EXERCISE PROMPT
Of the lines listed below, how many contain the string "Microchip"? Answer with the number alone.
── EXCERPTED DATA ──
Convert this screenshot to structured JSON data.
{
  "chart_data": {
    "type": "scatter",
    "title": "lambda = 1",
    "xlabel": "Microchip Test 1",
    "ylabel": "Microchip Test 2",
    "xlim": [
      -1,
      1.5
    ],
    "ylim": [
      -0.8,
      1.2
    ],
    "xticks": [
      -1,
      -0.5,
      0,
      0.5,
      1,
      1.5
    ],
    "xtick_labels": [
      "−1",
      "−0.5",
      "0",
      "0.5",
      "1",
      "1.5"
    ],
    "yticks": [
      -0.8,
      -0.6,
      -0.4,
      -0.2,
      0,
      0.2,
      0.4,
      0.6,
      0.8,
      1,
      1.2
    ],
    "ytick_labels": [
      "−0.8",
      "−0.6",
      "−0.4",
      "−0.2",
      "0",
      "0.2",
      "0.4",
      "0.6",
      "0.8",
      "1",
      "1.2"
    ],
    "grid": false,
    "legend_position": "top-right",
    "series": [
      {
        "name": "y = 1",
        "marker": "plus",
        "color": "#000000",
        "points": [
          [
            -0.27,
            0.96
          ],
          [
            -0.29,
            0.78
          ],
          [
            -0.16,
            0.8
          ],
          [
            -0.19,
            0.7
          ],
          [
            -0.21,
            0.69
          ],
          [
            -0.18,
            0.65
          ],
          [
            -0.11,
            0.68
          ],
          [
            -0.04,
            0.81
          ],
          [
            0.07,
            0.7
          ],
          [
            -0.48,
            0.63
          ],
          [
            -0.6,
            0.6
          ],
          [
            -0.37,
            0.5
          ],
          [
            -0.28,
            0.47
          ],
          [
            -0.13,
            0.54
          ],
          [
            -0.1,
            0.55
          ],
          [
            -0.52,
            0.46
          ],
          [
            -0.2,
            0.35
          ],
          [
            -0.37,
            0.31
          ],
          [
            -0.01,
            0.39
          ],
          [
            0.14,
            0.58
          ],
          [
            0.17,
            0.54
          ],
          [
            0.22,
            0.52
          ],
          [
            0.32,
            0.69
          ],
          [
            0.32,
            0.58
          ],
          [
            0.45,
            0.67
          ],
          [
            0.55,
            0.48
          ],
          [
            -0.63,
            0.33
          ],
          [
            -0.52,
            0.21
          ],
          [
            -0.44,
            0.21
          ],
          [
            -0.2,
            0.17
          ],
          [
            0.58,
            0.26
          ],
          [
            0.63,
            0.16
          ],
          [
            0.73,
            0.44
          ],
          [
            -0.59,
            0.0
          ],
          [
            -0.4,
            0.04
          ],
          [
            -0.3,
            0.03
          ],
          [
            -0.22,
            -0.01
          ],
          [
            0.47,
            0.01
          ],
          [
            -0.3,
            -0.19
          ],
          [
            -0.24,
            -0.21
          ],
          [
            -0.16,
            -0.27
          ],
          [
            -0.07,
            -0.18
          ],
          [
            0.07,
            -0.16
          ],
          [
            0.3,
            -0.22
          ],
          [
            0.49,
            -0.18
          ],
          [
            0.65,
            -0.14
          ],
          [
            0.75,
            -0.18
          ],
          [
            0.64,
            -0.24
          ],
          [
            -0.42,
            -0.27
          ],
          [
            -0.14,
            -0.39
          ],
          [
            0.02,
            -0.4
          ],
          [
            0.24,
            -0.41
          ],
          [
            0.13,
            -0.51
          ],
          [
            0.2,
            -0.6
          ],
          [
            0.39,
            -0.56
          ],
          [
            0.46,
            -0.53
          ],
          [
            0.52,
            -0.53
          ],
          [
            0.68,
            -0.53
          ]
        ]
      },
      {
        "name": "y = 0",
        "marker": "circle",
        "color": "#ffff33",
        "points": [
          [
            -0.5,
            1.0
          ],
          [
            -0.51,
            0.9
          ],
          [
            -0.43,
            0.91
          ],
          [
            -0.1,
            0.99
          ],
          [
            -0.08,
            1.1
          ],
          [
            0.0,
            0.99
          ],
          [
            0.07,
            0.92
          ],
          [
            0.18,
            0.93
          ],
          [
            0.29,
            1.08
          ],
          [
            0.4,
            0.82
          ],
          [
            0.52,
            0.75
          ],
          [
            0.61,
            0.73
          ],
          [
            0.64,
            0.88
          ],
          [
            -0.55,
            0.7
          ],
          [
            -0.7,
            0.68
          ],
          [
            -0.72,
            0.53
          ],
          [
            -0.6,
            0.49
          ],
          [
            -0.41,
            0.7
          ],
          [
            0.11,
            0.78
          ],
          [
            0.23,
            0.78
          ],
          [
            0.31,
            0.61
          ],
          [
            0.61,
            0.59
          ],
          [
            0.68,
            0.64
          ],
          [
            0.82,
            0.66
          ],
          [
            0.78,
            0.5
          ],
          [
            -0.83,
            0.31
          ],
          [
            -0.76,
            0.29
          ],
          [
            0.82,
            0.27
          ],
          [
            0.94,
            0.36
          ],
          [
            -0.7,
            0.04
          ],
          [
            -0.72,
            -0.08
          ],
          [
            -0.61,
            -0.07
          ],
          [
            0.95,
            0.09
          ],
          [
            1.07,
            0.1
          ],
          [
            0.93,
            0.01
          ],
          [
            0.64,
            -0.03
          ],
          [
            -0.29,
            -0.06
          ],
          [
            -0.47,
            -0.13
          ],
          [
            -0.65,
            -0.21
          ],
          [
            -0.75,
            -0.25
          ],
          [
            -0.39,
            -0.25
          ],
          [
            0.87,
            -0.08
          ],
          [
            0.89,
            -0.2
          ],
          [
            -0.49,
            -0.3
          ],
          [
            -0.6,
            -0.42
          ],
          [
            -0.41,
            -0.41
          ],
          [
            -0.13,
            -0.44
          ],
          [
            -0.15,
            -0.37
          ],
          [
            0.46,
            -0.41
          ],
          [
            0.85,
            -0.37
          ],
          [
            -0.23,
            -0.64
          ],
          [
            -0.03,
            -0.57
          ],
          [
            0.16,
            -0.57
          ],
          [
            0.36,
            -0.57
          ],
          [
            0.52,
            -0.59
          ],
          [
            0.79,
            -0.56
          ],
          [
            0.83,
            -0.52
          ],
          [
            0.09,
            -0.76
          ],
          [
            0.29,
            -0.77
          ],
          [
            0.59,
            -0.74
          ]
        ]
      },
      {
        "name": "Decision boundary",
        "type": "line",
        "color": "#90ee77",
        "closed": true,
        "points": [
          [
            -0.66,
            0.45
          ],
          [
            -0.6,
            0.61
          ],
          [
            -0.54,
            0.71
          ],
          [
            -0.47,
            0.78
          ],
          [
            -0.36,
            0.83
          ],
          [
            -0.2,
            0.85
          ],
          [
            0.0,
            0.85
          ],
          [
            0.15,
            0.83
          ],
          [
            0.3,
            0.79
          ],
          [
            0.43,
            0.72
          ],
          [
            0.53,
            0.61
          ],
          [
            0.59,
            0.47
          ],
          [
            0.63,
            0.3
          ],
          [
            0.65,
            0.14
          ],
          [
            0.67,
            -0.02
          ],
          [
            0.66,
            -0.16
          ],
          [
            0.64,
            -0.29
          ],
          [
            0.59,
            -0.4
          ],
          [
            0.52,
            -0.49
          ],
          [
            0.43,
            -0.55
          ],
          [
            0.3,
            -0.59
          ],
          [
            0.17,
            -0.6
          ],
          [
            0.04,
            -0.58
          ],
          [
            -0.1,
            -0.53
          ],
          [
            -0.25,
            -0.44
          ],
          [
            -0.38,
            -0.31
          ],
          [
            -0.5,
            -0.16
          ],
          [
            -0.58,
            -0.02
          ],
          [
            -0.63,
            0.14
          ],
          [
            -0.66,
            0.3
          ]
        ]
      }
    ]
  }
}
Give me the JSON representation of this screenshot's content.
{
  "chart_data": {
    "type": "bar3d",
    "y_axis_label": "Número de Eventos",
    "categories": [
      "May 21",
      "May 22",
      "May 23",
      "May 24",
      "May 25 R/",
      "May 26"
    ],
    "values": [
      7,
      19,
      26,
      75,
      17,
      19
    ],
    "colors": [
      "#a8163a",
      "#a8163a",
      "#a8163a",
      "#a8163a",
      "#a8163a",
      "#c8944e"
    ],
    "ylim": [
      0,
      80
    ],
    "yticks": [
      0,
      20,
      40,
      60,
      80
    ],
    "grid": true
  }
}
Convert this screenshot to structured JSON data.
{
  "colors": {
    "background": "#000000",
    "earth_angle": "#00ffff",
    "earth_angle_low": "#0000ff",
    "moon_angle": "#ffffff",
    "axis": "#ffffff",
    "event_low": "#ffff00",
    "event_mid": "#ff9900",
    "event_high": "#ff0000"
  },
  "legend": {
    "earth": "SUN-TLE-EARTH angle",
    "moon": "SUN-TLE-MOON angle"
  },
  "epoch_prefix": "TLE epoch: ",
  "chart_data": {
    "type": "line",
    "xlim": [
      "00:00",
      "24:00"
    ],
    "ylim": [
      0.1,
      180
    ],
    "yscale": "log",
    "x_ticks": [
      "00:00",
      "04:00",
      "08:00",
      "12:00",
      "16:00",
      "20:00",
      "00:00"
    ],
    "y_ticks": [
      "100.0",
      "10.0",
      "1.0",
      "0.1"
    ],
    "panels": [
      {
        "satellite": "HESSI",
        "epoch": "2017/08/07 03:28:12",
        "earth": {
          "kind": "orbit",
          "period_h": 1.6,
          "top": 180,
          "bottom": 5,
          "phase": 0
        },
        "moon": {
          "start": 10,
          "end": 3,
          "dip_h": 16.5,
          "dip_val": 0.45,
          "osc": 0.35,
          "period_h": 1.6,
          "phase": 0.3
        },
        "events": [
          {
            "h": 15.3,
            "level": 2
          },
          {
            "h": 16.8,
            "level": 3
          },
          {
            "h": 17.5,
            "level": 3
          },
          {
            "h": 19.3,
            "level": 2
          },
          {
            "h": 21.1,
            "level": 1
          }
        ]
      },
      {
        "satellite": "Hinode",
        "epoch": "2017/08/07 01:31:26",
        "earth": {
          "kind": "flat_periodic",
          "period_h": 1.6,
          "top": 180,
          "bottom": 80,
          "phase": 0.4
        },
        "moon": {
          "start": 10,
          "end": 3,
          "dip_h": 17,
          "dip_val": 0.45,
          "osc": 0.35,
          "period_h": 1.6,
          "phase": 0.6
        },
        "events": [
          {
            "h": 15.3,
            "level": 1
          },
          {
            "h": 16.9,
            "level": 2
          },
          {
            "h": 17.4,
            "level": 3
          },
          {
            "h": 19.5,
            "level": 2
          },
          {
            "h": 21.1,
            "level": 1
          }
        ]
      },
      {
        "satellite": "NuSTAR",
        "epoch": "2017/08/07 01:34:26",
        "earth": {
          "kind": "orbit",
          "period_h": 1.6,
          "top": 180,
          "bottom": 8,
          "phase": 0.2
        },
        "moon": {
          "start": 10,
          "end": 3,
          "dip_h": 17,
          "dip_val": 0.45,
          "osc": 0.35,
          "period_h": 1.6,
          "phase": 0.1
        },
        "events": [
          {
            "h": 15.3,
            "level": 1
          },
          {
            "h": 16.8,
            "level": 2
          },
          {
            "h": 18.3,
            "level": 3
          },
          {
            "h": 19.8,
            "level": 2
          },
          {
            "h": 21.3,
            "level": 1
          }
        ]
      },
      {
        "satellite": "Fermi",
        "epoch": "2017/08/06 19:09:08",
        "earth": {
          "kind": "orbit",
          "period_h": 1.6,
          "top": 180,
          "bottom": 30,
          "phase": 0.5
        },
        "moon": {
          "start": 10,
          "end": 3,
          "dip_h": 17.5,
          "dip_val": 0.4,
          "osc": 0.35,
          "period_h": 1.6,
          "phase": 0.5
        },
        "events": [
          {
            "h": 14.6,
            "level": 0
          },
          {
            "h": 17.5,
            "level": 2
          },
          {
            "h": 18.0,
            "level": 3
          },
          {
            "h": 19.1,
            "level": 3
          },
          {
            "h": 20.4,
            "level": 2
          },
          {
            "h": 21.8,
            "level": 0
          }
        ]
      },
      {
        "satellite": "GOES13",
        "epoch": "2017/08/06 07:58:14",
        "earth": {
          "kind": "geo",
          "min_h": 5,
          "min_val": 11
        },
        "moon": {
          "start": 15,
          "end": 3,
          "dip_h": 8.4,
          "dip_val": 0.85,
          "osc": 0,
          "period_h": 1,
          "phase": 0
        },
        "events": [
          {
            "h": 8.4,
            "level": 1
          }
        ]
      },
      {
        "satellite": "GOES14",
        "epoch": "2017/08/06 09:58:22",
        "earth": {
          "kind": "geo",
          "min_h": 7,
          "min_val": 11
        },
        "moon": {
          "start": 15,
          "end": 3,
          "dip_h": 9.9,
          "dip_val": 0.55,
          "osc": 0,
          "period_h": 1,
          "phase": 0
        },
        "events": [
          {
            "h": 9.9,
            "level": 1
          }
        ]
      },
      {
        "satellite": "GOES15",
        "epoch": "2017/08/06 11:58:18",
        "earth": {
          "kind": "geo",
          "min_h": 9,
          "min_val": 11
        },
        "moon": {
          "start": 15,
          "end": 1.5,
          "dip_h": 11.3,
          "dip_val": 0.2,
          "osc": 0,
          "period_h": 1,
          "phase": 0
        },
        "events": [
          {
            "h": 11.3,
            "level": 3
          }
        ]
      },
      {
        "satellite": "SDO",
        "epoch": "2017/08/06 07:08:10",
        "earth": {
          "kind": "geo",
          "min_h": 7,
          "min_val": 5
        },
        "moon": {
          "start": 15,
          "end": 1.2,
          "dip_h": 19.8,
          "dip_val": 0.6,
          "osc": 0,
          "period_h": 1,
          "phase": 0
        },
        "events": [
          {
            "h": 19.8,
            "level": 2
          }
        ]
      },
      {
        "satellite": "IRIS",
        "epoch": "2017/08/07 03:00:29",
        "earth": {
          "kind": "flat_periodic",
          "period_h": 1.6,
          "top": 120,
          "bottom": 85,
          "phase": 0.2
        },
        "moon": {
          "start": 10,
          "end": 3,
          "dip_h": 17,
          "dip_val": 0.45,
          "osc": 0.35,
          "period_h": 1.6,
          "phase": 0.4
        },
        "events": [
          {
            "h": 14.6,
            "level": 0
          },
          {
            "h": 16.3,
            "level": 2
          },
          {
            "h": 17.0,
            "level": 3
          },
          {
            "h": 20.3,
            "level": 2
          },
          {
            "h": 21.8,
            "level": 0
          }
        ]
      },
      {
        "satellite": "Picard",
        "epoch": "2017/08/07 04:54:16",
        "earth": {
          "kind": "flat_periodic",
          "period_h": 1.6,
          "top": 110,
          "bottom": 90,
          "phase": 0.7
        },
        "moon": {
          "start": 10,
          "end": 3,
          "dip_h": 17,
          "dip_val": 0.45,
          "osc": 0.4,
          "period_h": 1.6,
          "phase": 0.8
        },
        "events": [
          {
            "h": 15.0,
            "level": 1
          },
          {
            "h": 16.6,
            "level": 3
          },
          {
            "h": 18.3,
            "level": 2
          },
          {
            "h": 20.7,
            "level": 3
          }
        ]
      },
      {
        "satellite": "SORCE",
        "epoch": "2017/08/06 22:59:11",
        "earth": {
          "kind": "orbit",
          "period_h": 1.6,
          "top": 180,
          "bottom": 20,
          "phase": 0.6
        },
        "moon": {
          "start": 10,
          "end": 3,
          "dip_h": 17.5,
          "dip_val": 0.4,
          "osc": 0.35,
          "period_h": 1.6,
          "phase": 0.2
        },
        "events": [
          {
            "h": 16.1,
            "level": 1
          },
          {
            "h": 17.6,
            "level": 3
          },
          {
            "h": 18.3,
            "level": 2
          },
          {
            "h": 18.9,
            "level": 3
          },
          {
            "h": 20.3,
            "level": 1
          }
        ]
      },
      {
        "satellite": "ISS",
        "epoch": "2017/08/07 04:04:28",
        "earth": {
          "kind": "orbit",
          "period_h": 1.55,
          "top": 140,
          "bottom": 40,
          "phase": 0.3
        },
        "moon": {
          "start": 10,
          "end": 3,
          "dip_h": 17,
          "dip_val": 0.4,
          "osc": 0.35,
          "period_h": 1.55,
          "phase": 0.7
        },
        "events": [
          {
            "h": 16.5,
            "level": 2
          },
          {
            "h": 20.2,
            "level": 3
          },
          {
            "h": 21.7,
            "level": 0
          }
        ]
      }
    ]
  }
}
───
WRITTEN SOLUTION
2